Data tied to figure images
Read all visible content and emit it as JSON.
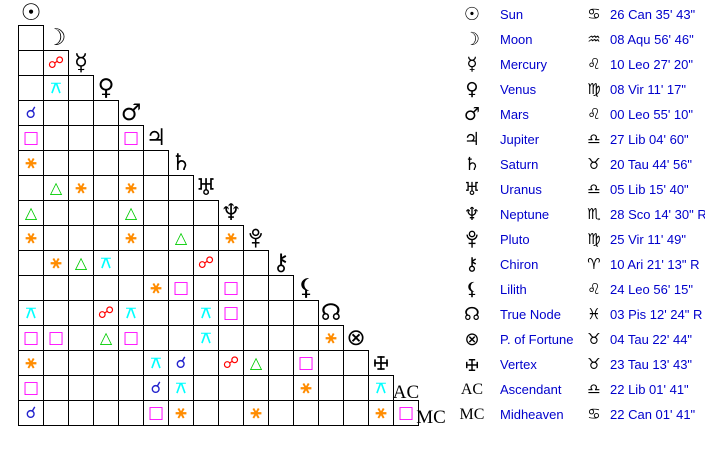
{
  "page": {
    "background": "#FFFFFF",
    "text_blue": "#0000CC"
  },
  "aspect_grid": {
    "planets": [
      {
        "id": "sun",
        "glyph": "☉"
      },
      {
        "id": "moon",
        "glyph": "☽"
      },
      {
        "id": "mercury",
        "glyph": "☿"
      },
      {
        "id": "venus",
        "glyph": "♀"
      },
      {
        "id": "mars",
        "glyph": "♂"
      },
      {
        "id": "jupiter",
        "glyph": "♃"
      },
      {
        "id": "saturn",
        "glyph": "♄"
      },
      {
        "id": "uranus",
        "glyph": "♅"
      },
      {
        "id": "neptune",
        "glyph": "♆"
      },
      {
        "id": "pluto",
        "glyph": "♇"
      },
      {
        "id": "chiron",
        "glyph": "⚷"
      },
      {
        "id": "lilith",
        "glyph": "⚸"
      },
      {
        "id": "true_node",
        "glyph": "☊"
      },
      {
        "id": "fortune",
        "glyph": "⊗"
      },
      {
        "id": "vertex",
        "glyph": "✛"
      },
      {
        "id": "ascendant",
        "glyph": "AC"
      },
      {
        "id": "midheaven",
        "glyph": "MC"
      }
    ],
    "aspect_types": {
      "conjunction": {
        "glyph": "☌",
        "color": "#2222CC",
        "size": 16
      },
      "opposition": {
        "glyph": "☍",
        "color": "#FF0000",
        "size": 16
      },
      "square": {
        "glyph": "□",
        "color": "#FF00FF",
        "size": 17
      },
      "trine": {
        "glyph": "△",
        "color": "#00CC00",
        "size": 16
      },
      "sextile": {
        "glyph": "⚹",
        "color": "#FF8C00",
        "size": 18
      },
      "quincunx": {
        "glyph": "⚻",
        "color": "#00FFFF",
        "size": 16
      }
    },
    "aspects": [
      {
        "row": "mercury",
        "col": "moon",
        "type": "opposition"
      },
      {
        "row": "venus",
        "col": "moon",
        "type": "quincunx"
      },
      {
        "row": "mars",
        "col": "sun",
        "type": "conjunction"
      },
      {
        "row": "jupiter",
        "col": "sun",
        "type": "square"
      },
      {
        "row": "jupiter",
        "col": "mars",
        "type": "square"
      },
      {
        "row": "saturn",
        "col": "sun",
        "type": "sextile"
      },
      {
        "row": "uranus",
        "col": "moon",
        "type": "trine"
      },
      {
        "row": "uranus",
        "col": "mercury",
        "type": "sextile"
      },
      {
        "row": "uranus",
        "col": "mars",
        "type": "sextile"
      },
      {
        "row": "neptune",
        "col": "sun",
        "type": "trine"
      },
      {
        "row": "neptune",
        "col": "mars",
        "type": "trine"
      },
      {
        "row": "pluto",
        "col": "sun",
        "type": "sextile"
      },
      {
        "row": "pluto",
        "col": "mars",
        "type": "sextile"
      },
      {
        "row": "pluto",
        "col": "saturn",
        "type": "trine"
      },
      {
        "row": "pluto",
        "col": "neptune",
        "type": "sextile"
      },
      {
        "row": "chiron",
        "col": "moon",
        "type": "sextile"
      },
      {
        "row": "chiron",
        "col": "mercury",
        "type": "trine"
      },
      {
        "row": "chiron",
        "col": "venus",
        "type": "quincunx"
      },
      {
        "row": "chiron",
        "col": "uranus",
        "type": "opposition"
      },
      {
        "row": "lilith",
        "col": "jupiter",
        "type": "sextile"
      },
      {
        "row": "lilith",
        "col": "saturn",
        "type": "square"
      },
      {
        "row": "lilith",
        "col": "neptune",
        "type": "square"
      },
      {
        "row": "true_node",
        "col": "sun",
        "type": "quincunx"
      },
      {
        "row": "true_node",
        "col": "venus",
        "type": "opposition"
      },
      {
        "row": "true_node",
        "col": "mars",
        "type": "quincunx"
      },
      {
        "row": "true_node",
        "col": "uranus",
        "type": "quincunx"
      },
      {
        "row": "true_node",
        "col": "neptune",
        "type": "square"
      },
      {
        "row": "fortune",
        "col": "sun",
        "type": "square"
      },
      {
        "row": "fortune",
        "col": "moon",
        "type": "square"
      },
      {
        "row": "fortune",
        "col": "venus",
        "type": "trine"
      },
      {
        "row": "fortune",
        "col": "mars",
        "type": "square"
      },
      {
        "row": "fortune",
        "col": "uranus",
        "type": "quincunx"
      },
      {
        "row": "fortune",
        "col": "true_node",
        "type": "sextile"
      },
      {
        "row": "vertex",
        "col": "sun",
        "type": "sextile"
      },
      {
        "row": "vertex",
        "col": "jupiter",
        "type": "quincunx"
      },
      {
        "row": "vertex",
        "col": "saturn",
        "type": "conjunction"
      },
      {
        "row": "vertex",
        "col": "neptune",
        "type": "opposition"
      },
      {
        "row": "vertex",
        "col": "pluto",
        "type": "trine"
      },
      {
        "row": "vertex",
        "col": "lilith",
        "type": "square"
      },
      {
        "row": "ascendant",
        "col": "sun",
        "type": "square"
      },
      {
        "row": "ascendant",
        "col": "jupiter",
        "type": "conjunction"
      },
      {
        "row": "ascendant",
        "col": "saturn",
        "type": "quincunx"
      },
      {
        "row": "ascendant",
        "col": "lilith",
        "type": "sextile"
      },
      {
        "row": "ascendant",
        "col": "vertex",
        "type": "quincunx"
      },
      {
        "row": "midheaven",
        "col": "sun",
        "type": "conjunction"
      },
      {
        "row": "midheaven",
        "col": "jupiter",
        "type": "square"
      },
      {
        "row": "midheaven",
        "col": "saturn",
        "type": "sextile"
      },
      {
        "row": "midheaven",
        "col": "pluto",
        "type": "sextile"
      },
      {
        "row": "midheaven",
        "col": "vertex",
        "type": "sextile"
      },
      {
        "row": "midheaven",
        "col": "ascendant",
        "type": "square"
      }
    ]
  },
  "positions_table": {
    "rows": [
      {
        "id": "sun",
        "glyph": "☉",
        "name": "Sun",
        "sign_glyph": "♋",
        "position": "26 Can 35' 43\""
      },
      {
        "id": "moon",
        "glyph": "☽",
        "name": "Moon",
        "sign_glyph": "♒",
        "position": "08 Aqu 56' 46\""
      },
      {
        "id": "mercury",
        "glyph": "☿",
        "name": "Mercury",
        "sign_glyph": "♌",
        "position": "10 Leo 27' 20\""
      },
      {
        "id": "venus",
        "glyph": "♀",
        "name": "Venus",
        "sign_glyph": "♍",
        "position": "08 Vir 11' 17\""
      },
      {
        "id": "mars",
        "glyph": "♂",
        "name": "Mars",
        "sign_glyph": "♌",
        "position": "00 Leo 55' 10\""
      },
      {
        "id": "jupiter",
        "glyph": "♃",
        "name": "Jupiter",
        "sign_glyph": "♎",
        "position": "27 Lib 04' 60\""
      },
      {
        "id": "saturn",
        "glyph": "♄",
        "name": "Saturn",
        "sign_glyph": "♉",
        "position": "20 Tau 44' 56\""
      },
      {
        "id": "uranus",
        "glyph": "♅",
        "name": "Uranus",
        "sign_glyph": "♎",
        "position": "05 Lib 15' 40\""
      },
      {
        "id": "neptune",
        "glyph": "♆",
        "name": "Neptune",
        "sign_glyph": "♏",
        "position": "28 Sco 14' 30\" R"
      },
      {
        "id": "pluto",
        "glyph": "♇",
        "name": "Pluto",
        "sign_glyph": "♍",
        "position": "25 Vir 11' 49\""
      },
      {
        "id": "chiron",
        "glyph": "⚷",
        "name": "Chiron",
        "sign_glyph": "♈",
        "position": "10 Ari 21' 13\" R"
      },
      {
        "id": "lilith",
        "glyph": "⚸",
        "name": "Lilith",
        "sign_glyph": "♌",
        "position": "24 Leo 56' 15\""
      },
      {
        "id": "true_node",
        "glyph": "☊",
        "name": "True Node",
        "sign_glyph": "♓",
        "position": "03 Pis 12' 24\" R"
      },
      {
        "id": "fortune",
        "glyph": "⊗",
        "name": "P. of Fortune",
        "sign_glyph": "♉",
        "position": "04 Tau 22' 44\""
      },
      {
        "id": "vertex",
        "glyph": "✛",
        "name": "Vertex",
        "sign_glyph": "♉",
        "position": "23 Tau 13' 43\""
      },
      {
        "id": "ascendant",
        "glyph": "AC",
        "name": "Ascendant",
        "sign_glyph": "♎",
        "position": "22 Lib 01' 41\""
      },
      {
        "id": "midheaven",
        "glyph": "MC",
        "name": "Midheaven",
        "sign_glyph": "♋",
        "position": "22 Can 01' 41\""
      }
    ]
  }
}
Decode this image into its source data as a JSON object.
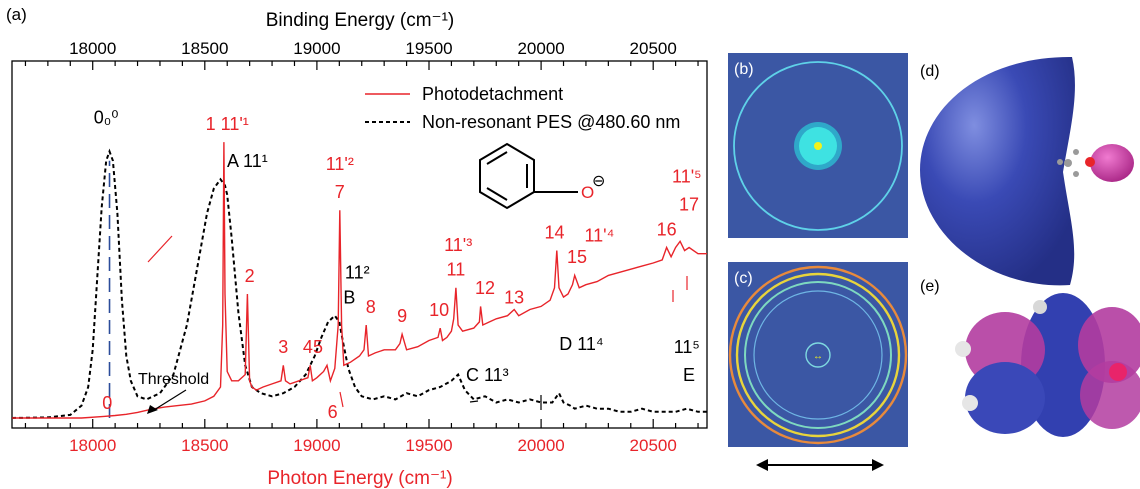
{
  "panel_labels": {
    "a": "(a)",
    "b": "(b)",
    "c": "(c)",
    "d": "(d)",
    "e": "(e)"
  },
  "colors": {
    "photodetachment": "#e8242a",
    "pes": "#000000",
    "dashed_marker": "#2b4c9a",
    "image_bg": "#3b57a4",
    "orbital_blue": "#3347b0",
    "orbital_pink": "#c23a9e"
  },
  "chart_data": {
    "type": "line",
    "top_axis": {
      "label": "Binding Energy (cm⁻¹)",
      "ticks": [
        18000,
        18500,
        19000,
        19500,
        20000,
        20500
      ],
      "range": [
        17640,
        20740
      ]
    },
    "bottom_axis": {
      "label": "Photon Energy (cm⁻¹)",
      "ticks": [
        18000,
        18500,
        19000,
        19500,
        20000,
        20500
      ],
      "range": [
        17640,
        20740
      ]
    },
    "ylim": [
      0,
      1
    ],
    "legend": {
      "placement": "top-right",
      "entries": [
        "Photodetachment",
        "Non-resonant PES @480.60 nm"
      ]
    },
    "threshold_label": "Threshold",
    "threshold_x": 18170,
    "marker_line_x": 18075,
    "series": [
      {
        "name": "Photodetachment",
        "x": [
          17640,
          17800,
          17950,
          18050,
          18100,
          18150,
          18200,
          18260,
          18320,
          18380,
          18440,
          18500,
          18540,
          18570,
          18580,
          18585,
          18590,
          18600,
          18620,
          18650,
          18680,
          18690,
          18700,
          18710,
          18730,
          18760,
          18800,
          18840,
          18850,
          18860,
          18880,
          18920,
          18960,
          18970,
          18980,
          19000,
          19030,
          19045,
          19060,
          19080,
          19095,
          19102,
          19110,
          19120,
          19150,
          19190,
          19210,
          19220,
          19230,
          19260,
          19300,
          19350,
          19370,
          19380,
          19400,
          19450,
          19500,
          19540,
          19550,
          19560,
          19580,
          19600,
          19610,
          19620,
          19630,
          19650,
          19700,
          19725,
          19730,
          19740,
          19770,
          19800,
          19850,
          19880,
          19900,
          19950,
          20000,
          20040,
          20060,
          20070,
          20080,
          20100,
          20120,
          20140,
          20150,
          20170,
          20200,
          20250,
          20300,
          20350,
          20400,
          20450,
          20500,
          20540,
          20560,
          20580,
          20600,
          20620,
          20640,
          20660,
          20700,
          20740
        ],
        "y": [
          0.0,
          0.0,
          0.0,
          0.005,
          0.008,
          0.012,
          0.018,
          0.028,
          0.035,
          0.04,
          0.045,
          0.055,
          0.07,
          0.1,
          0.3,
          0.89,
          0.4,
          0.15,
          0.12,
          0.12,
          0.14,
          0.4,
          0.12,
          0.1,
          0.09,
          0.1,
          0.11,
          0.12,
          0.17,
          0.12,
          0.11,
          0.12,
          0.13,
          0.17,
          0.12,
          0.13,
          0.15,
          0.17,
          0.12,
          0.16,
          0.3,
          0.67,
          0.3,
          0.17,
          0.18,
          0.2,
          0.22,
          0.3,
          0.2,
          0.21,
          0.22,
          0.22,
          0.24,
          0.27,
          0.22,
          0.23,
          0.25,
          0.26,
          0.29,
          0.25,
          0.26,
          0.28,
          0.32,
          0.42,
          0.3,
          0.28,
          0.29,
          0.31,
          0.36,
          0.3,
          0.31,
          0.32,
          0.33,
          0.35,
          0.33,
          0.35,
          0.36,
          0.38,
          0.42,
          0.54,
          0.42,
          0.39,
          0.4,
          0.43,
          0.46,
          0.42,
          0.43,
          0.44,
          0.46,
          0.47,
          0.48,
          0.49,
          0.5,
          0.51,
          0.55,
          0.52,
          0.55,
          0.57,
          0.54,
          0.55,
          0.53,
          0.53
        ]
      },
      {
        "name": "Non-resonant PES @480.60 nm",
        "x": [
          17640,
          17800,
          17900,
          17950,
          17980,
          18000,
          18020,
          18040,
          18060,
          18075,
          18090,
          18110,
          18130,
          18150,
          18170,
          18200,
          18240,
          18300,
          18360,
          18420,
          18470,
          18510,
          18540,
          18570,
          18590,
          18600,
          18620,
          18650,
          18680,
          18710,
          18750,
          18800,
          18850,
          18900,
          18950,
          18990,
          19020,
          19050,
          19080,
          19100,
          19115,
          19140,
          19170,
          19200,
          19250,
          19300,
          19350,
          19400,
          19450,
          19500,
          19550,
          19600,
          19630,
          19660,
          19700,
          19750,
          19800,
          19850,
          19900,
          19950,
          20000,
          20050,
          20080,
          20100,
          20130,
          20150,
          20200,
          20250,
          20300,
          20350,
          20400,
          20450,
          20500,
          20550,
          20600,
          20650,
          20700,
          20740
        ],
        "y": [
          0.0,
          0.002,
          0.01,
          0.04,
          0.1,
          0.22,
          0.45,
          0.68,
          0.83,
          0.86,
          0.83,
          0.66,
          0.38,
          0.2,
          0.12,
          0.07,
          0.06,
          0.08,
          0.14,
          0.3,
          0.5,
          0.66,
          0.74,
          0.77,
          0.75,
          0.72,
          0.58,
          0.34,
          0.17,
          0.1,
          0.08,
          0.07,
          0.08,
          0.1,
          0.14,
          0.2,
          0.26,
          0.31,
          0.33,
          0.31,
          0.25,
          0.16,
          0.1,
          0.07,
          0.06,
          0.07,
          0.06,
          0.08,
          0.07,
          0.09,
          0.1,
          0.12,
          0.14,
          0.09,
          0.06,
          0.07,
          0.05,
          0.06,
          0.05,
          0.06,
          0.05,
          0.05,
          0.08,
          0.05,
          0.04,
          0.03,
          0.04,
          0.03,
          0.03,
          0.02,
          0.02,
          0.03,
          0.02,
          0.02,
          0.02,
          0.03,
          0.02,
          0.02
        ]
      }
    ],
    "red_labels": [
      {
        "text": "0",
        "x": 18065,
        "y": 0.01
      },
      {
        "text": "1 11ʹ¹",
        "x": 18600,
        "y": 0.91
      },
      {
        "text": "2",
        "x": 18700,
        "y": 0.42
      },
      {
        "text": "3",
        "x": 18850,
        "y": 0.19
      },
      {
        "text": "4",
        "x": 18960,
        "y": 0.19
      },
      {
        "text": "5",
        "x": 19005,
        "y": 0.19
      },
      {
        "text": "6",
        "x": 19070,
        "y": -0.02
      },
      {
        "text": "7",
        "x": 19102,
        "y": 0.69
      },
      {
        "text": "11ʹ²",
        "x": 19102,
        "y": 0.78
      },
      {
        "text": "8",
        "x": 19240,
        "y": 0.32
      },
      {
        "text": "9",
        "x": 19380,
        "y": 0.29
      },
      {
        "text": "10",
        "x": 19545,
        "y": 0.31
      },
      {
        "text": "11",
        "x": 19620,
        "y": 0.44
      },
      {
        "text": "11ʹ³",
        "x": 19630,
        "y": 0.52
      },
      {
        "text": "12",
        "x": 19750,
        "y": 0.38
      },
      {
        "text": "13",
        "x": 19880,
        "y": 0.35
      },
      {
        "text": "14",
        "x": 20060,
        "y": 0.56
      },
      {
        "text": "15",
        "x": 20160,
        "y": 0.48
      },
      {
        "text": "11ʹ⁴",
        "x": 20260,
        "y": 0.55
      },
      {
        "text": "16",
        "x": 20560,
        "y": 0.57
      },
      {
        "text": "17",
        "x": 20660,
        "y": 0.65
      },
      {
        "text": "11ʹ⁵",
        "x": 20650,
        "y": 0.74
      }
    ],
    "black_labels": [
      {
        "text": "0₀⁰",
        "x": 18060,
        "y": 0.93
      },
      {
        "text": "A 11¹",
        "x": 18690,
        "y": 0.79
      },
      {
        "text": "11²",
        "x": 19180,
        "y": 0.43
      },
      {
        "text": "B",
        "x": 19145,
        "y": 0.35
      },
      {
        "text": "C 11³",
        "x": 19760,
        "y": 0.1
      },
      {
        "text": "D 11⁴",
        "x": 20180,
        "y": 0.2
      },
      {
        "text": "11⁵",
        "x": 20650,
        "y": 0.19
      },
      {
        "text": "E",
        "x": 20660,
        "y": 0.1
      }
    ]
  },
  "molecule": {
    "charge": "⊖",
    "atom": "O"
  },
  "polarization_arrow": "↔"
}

■ **STATED TASK**
Select every line where the word "resonant" occurs.

■ **ANSWER TO THIS TASK**
        "Non-resonant PES @480.60 nm"
        "name": "Non-resonant PES @480.60 nm",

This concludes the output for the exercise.